### Goal
Say how many lines of the material below contain the word "this", with no other words.

........

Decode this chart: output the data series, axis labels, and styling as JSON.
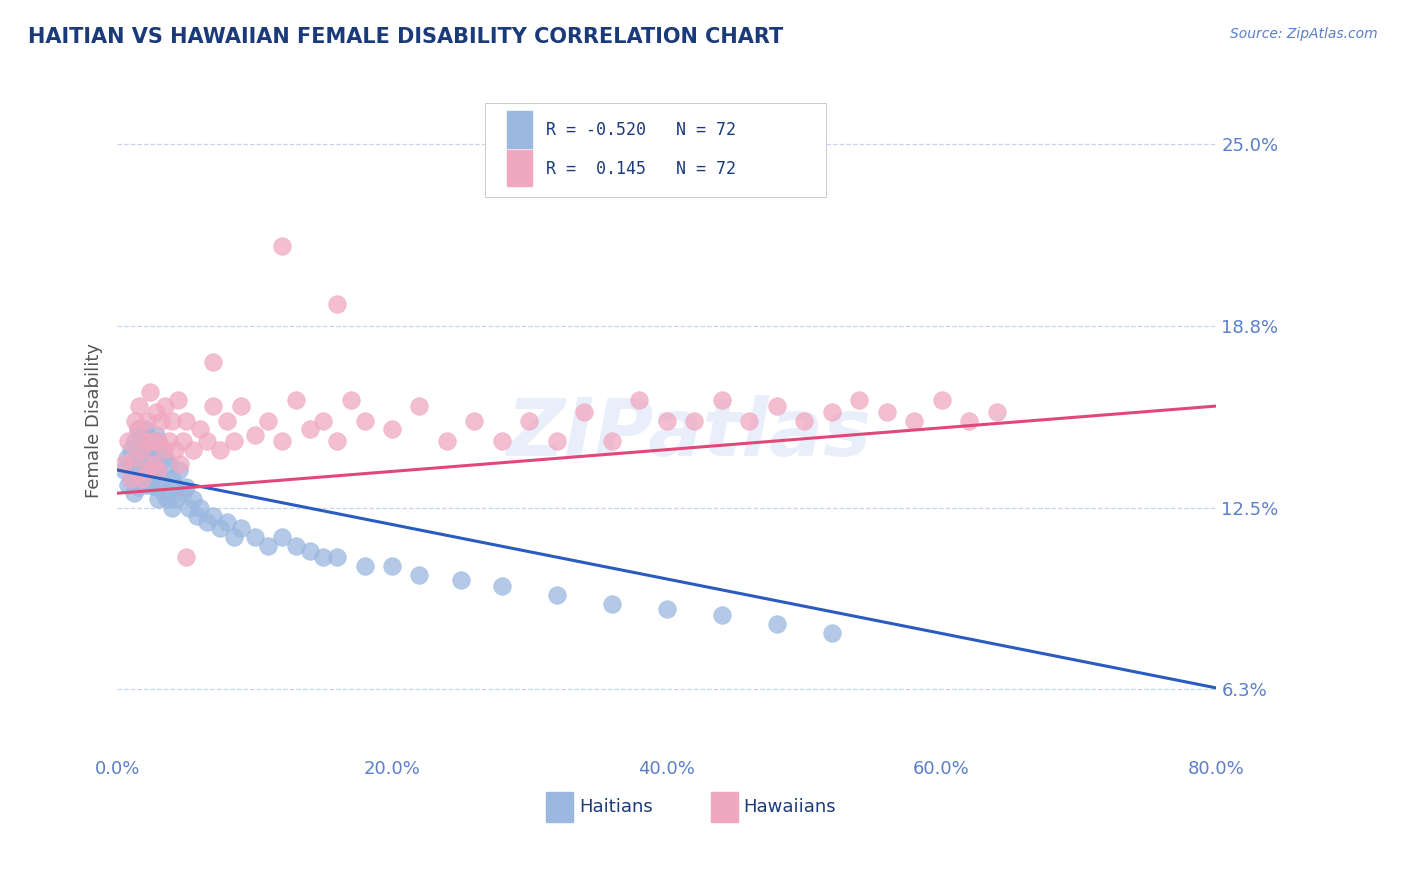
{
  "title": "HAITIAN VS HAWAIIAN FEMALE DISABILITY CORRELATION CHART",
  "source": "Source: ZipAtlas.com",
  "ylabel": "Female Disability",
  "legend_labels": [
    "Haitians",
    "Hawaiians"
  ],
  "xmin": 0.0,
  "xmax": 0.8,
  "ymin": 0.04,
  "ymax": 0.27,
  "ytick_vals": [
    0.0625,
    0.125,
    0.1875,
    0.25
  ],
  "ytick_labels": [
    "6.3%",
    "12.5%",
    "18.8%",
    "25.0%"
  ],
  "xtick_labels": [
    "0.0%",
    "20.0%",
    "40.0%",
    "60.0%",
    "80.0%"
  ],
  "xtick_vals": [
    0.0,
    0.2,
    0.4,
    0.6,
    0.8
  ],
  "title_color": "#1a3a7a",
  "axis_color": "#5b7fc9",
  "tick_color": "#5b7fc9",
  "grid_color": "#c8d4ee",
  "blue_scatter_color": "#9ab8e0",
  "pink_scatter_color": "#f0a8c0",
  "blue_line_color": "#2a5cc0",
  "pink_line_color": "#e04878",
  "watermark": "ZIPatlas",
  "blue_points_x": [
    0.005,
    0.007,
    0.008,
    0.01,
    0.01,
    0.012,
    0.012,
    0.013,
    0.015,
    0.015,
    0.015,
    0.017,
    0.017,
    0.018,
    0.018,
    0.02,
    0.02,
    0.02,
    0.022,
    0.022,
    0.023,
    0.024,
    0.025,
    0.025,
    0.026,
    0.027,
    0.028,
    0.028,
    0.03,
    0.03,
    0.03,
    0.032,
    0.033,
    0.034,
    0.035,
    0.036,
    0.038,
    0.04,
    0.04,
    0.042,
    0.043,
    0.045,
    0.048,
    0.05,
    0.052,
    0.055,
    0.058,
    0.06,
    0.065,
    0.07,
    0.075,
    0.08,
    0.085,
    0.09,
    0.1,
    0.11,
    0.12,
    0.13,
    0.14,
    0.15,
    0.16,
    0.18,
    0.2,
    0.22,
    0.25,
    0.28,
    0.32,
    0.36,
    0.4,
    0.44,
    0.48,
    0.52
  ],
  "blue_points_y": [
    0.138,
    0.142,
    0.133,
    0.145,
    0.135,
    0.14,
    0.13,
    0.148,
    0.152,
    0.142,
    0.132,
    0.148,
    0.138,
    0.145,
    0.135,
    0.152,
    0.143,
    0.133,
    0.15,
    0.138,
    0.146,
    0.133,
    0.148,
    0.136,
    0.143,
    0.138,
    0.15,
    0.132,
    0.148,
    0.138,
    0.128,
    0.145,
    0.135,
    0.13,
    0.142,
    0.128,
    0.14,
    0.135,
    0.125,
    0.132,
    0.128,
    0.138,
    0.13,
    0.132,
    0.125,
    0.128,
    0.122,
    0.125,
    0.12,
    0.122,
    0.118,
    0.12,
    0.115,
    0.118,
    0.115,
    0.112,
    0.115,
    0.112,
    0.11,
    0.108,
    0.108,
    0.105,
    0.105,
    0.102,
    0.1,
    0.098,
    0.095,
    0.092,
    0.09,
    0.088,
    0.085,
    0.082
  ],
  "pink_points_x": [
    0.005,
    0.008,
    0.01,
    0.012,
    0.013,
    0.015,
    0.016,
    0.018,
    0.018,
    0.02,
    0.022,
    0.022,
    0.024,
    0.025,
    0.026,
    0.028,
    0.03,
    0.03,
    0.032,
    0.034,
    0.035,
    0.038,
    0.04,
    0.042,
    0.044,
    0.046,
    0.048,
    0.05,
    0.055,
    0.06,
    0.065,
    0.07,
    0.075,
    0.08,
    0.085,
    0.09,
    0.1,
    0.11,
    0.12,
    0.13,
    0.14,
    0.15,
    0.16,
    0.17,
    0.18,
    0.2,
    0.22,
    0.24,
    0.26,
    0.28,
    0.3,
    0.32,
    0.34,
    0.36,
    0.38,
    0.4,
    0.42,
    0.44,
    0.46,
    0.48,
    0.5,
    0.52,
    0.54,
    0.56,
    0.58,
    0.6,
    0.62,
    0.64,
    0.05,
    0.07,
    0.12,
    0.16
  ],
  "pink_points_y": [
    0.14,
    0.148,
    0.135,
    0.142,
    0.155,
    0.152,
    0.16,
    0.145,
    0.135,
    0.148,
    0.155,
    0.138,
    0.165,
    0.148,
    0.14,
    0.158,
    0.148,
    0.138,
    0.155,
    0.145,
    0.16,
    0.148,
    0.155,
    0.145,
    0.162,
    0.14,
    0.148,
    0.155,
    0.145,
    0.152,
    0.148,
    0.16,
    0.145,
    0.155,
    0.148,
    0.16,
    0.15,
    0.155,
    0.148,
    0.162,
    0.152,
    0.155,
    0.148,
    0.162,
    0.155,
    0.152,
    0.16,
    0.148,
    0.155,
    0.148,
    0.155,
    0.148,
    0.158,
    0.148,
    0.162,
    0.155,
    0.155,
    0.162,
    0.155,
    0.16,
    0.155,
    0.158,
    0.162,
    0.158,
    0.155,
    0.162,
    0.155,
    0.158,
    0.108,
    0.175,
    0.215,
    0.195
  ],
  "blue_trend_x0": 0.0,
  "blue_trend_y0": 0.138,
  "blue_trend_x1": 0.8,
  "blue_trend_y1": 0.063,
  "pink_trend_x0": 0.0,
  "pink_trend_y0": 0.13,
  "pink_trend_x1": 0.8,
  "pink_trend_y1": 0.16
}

........

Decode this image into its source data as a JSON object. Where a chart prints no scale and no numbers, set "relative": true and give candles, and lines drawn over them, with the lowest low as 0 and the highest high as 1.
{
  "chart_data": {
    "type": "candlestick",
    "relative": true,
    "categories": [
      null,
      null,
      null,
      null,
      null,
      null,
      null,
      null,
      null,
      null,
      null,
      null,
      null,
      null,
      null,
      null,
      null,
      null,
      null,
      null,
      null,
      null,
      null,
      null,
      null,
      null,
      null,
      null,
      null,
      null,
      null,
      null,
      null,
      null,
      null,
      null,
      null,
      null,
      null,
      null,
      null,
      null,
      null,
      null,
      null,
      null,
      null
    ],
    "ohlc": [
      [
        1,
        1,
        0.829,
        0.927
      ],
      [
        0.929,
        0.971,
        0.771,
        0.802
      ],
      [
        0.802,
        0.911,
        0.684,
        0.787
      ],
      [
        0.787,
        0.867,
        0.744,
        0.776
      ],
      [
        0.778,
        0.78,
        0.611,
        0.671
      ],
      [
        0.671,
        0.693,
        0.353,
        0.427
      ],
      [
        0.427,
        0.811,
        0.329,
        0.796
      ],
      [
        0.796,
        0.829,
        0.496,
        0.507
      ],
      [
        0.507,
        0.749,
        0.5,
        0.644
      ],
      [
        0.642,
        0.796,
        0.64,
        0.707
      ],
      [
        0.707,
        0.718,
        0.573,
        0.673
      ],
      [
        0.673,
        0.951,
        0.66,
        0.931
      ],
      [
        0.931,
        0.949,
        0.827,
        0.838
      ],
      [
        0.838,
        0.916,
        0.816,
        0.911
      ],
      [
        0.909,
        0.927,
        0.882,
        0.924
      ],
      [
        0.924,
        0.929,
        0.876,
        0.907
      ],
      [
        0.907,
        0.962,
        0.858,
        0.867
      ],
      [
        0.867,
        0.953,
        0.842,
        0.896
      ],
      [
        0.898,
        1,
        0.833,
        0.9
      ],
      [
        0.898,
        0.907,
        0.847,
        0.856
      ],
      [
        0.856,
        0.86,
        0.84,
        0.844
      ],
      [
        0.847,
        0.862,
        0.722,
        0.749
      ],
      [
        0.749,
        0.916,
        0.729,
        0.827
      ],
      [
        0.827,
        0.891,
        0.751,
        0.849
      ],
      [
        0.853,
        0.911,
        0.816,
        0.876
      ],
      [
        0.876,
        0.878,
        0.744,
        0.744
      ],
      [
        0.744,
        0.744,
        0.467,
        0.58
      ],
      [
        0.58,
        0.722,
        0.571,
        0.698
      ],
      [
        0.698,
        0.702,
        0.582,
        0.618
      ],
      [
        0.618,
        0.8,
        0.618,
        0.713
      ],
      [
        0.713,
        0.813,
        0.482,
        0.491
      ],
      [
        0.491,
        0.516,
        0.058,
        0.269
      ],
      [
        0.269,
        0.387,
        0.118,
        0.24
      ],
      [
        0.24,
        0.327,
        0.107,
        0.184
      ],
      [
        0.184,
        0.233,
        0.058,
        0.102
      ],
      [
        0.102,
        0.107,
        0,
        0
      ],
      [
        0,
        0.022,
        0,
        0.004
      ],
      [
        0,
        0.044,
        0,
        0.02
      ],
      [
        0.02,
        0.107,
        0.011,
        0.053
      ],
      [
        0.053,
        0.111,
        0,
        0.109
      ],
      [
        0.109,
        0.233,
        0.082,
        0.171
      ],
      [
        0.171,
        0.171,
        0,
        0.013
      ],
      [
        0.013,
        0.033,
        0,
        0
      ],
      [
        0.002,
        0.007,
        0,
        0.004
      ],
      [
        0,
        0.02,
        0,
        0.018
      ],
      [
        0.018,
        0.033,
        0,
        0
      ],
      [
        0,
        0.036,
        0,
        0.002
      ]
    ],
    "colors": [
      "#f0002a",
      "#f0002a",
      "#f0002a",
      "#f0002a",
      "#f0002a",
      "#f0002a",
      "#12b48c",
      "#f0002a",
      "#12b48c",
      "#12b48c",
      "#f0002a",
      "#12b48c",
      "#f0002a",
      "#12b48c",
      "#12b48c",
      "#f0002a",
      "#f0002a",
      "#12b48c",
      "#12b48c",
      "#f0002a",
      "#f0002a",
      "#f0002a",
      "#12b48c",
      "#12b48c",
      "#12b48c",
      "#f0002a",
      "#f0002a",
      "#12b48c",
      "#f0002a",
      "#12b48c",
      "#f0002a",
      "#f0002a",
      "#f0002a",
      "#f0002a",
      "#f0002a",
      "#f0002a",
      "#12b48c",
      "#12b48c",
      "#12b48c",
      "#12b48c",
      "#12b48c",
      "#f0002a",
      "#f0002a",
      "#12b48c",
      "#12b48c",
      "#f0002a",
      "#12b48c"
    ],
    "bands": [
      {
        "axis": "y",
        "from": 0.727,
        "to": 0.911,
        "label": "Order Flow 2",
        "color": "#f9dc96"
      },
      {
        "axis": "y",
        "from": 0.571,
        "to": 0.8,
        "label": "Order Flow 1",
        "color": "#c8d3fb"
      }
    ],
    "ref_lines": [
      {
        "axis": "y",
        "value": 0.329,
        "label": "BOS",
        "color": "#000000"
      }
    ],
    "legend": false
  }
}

........

### Final result
2